[Data entries]
------------------------------------------------------------------------

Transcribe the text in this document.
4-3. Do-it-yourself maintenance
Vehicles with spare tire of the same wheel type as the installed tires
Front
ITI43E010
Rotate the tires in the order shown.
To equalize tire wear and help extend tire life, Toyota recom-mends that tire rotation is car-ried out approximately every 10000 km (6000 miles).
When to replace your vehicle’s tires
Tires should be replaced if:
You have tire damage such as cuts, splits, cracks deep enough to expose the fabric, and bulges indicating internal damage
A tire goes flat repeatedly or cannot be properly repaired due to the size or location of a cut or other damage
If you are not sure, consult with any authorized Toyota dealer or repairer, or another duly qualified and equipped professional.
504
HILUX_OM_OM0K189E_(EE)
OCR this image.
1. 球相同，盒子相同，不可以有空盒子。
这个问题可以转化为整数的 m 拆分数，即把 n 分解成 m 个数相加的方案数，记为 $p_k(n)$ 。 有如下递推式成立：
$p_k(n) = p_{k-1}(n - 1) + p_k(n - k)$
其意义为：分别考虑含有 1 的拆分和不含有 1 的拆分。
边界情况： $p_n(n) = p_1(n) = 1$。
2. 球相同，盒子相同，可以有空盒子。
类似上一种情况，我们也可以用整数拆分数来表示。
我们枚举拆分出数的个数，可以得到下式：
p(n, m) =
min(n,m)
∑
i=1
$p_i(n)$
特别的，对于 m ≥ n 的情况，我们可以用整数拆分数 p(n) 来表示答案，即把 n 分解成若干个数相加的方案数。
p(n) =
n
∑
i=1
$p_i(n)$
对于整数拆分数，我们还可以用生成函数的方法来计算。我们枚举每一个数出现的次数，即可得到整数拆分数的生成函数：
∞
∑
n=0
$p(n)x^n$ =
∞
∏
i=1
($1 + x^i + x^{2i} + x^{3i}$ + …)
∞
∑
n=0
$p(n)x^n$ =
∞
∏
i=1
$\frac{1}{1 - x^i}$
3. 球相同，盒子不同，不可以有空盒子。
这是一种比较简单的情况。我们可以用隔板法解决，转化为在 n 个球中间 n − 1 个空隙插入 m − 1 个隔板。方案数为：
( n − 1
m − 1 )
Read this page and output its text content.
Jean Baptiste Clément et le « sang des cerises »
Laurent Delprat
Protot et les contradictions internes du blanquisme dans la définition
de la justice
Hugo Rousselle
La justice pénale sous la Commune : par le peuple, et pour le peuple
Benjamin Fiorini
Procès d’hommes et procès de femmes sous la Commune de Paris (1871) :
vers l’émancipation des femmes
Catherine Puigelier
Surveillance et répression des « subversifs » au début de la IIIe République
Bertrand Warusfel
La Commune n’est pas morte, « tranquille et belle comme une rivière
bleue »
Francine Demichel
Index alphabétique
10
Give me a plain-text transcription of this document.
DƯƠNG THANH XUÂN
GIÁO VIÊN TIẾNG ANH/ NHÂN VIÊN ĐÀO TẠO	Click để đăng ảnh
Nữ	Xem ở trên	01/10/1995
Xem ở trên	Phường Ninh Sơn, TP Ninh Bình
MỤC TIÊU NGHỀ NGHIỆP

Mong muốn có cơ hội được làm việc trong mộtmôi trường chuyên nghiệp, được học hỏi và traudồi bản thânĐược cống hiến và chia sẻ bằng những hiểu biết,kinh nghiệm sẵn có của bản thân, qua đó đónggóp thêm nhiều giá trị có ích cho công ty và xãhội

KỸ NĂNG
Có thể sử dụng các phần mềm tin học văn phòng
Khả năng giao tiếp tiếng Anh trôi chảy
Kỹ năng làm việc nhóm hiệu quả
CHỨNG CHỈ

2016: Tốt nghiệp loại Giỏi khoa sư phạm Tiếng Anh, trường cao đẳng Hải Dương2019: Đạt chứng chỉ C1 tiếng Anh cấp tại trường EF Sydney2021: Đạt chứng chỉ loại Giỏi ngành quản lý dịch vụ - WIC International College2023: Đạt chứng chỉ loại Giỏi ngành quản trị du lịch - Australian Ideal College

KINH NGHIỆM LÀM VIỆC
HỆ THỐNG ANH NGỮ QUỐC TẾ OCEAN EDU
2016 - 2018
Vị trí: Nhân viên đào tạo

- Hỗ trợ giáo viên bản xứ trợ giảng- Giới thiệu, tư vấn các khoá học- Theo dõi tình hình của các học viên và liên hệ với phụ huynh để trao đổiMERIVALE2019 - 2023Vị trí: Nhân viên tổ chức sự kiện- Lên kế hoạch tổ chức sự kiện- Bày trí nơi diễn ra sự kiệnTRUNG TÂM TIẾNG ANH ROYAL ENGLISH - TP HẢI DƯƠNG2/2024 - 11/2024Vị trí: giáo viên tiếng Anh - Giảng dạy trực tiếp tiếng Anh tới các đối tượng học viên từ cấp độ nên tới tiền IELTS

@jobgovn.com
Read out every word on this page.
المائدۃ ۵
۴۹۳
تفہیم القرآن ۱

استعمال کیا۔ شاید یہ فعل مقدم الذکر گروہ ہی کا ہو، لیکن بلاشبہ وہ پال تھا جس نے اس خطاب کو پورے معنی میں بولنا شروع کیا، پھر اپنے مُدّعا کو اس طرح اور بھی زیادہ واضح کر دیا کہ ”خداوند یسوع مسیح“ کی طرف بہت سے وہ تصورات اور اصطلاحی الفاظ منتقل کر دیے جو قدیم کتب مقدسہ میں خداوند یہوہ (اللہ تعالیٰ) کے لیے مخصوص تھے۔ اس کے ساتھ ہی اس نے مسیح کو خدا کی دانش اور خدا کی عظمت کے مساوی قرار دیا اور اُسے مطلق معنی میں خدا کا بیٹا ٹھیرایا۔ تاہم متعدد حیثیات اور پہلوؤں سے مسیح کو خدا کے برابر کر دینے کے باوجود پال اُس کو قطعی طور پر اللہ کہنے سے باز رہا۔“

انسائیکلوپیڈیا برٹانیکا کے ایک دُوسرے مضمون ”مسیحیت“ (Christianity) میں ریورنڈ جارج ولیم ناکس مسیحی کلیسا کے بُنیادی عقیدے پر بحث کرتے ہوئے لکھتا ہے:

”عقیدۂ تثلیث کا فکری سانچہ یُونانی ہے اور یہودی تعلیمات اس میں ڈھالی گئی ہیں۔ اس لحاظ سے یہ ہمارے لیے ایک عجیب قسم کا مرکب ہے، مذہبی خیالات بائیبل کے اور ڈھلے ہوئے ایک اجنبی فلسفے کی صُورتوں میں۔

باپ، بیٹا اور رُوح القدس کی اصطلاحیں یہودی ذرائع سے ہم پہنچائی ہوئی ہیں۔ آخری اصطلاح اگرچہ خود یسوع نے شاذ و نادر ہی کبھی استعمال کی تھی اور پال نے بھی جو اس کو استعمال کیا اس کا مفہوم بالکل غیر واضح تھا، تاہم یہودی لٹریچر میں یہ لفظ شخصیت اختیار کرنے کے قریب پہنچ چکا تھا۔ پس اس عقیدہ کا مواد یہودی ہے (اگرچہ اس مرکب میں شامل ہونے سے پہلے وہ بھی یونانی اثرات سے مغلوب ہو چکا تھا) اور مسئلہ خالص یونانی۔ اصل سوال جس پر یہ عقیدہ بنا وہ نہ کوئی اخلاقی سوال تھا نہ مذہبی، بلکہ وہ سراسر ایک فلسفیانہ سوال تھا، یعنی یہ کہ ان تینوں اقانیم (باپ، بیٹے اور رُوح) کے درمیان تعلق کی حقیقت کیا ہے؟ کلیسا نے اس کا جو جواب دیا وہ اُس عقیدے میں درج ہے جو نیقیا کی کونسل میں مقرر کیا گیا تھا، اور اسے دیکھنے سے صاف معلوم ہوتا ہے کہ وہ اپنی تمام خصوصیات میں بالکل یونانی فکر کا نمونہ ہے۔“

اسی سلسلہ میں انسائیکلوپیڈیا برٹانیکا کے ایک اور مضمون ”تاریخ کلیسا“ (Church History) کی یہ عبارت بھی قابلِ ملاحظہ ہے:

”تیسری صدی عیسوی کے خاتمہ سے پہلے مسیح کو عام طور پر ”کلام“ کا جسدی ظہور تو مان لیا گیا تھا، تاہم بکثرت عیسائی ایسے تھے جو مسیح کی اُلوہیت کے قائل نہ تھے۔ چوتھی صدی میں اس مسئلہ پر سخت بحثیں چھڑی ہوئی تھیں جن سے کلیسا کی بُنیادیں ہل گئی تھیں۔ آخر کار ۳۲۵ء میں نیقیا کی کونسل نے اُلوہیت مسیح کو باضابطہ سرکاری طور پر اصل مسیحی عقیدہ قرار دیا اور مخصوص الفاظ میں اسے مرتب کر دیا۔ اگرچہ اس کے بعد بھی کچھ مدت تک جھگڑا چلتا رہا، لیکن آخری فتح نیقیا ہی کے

------------------------------------------------------------------------

| Problem details |
Collect each line of the entries that has the word "بیٹا", copying it in full.

| Solution for this exercise |
استعمال کیا۔ شاید یہ فعل مقدم الذکر گروہ ہی کا ہو، لیکن بلاشبہ وہ پال تھا جس نے اس خطاب کو پورے معنی میں بولنا شروع کیا، پھر اپنے مُدّعا کو اس طرح اور بھی زیادہ واضح کر دیا کہ ”خداوند یسوع مسیح“ کی طرف بہت سے وہ تصورات اور اصطلاحی الفاظ منتقل کر دیے جو قدیم کتب مقدسہ میں خداوند یہوہ (اللہ تعالیٰ) کے لیے مخصوص تھے۔ اس کے ساتھ ہی اس نے مسیح کو خدا کی دانش اور خدا کی عظمت کے مساوی قرار دیا اور اُسے مطلق معنی میں خدا کا بیٹا ٹھیرایا۔ تاہم متعدد حیثیات اور پہلوؤں سے مسیح کو خدا کے برابر کر دینے کے باوجود پال اُس کو قطعی طور پر اللہ کہنے سے باز رہا۔“
باپ، بیٹا اور رُوح القدس کی اصطلاحیں یہودی ذرائع سے ہم پہنچائی ہوئی ہیں۔ آخری اصطلاح اگرچہ خود یسوع نے شاذ و نادر ہی کبھی استعمال کی تھی اور پال نے بھی جو اس کو استعمال کیا اس کا مفہوم بالکل غیر واضح تھا، تاہم یہودی لٹریچر میں یہ لفظ شخصیت اختیار کرنے کے قریب پہنچ چکا تھا۔ پس اس عقیدہ کا مواد یہودی ہے (اگرچہ اس مرکب میں شامل ہونے سے پہلے وہ بھی یونانی اثرات سے مغلوب ہو چکا تھا) اور مسئلہ خالص یونانی۔ اصل سوال جس پر یہ عقیدہ بنا وہ نہ کوئی اخلاقی سوال تھا نہ مذہبی، بلکہ وہ سراسر ایک فلسفیانہ سوال تھا، یعنی یہ کہ ان تینوں اقانیم (باپ، بیٹے اور رُوح) کے درمیان تعلق کی حقیقت کیا ہے؟ کلیسا نے اس کا جو جواب دیا وہ اُس عقیدے میں درج ہے جو نیقیا کی کونسل میں مقرر کیا گیا تھا، اور اسے دیکھنے سے صاف معلوم ہوتا ہے کہ وہ اپنی تمام خصوصیات میں بالکل یونانی فکر کا نمونہ ہے۔“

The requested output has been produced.